**TASK BRIEF:**
Reproduce each line bearing the word "Medium".

***** SOURCE DATA

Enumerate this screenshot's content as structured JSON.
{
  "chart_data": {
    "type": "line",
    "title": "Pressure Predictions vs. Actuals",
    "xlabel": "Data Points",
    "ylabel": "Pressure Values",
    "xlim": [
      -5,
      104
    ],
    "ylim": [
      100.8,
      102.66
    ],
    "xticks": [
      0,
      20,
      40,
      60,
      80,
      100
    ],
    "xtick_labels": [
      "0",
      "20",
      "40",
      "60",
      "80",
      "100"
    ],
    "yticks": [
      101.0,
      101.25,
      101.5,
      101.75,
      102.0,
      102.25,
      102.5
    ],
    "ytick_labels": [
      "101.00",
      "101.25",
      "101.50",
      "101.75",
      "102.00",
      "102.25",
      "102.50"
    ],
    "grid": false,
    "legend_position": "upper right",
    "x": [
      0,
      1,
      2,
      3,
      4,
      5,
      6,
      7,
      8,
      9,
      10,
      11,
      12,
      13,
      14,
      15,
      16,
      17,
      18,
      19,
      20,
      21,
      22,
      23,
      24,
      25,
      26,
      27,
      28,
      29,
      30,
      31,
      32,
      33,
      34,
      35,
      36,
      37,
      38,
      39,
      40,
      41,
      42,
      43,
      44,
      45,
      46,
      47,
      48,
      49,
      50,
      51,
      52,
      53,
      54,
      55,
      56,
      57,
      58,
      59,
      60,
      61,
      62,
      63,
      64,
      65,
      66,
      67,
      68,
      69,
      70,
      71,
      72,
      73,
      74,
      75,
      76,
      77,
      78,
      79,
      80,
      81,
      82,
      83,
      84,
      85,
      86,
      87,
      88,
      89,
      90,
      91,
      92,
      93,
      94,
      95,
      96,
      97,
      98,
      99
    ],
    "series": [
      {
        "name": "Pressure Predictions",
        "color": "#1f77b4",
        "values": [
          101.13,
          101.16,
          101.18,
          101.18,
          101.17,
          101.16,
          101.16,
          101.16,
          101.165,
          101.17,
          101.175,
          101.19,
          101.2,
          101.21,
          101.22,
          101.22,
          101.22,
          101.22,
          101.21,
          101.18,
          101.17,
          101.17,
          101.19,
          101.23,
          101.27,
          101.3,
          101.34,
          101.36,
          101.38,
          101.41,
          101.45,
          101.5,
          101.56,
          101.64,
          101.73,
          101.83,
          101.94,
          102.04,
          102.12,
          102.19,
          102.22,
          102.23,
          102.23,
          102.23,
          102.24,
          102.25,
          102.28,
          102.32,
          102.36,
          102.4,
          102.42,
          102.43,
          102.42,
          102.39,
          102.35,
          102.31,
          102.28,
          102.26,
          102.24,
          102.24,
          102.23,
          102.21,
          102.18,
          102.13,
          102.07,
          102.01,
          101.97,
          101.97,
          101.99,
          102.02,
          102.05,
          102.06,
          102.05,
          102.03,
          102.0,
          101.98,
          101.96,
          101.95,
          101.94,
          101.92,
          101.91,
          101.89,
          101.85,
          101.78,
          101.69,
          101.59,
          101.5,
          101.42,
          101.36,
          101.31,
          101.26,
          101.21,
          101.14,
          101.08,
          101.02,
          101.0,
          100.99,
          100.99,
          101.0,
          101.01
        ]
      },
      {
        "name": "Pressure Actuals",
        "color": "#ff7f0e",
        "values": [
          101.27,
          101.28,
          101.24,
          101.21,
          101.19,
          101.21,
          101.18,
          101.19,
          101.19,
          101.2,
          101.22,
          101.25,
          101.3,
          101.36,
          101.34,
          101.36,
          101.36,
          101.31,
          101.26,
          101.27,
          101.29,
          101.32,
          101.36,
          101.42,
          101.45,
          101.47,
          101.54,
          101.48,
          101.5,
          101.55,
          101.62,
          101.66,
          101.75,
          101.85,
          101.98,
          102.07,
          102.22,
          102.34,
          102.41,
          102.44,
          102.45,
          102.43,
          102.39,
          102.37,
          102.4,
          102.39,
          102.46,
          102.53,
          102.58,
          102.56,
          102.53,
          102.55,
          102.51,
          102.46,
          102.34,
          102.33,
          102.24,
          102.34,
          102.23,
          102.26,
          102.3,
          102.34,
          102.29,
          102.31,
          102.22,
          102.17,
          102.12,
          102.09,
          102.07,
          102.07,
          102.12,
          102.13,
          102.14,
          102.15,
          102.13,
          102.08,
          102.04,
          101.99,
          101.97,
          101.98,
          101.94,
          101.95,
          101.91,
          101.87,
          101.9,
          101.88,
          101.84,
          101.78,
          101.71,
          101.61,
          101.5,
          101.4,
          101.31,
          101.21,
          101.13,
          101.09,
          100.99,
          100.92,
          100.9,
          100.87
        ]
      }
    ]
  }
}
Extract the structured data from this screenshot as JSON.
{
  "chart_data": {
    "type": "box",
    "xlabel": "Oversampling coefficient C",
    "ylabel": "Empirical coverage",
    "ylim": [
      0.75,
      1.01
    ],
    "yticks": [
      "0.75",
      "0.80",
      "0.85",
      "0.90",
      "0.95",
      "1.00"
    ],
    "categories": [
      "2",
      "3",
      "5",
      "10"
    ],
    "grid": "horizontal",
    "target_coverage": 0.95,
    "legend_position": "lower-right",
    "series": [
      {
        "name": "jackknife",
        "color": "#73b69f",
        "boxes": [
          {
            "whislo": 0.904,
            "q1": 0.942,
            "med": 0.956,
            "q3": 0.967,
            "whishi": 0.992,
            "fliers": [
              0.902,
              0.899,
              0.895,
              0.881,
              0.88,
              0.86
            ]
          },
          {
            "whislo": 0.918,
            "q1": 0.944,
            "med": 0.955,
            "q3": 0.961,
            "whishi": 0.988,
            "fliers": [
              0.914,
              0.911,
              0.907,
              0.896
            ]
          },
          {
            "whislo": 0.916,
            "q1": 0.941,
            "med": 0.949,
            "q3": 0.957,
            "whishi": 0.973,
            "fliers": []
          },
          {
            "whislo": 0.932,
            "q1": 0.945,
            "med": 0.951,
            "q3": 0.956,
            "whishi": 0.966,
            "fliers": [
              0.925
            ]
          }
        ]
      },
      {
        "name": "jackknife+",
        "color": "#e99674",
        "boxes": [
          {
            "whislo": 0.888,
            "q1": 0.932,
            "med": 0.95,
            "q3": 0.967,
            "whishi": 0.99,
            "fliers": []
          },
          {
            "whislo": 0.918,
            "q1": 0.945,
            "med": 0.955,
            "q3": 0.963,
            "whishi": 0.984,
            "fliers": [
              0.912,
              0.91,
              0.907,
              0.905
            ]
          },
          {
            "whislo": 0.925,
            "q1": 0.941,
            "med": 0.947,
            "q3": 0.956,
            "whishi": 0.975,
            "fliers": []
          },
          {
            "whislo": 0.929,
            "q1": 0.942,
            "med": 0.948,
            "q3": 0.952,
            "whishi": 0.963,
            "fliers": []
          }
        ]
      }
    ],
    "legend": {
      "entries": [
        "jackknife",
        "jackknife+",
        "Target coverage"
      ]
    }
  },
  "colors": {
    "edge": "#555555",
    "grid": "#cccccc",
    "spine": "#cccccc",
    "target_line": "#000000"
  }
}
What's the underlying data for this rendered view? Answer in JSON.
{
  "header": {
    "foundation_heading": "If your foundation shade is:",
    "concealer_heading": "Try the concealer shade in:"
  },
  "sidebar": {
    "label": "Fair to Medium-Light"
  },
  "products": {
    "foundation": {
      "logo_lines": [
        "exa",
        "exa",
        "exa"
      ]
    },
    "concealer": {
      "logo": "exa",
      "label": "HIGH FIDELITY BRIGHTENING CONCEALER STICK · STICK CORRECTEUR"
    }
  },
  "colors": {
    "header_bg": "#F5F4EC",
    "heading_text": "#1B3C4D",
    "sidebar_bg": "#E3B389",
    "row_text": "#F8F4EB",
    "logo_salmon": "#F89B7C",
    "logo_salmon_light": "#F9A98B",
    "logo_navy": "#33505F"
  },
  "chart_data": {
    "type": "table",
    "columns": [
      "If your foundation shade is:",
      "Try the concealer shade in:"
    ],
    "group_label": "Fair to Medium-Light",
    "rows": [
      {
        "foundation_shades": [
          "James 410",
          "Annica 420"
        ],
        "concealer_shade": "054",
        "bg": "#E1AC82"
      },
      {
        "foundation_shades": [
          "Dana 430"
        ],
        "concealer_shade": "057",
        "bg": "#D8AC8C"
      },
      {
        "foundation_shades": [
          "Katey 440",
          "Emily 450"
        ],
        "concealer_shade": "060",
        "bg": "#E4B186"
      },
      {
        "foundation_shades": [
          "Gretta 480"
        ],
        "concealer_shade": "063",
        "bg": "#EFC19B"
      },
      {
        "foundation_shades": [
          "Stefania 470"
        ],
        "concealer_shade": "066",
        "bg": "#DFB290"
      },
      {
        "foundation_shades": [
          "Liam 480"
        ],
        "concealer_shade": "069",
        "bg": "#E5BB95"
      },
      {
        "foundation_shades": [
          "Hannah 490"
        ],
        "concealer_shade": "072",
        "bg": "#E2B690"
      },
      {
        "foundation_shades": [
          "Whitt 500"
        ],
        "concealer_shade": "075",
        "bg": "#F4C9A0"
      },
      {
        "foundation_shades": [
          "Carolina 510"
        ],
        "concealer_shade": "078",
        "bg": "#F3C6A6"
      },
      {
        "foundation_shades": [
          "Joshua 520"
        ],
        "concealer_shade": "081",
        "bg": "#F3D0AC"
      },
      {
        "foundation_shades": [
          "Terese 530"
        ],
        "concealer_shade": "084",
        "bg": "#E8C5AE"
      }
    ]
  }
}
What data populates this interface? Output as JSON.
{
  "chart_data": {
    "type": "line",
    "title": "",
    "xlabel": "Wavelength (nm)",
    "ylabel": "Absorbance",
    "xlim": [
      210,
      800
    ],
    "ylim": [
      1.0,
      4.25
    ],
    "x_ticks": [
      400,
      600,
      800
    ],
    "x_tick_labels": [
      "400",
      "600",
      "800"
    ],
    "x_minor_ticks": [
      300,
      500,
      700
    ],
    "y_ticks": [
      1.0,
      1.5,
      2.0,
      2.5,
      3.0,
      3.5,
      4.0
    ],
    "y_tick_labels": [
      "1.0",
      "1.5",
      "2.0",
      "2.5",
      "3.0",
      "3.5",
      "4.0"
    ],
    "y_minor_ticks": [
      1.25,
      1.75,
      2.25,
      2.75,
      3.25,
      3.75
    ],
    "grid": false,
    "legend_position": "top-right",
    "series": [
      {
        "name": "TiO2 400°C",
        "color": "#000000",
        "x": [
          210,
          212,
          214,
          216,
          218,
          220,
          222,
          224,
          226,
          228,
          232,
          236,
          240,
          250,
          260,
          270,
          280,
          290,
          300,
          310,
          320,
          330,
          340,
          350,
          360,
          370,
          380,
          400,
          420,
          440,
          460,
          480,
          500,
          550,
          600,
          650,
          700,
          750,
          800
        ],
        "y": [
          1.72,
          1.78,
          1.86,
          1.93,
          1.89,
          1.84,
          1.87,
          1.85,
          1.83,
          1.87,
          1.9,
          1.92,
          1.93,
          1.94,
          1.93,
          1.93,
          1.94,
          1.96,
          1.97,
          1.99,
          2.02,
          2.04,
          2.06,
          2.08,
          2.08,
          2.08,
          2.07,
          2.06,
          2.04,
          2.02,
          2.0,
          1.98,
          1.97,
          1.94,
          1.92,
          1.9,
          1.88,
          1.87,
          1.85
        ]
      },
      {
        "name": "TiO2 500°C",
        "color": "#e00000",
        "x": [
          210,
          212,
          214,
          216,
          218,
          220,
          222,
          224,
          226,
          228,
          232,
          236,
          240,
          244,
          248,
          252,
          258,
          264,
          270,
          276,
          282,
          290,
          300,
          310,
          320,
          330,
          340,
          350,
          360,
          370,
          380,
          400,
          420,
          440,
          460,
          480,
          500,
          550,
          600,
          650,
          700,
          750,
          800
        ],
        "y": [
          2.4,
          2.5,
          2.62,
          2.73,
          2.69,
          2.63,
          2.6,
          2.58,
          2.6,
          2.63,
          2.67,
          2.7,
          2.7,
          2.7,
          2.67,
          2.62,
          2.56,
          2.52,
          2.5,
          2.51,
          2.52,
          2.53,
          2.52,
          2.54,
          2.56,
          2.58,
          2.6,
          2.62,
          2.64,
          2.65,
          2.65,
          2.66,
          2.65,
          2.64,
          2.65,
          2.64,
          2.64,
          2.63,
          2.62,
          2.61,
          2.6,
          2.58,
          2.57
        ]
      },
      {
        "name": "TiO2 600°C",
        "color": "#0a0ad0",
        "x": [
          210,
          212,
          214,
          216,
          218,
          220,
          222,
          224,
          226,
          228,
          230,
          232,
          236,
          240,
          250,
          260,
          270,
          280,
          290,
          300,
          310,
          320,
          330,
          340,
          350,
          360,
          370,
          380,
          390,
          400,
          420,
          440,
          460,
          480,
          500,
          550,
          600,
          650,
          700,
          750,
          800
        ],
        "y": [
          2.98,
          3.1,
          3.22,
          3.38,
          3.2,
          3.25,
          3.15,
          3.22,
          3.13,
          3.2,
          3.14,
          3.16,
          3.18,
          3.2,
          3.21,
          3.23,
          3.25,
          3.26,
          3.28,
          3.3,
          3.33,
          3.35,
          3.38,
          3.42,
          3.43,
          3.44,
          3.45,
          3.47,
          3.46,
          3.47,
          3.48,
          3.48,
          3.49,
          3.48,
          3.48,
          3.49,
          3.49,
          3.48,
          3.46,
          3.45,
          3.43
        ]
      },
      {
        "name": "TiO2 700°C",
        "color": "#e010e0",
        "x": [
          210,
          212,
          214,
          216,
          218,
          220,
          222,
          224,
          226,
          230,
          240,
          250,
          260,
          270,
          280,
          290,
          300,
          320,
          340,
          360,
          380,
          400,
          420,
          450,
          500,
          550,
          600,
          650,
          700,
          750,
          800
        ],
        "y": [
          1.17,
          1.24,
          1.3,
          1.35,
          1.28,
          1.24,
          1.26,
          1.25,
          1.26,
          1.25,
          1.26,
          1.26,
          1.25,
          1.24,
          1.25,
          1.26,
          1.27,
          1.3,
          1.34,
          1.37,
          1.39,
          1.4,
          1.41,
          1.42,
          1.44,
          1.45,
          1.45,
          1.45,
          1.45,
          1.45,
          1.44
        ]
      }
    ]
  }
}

**********

**ANSWER IN FULL:**
    "label": "Fair to Medium-Light"
    "group_label": "Fair to Medium-Light",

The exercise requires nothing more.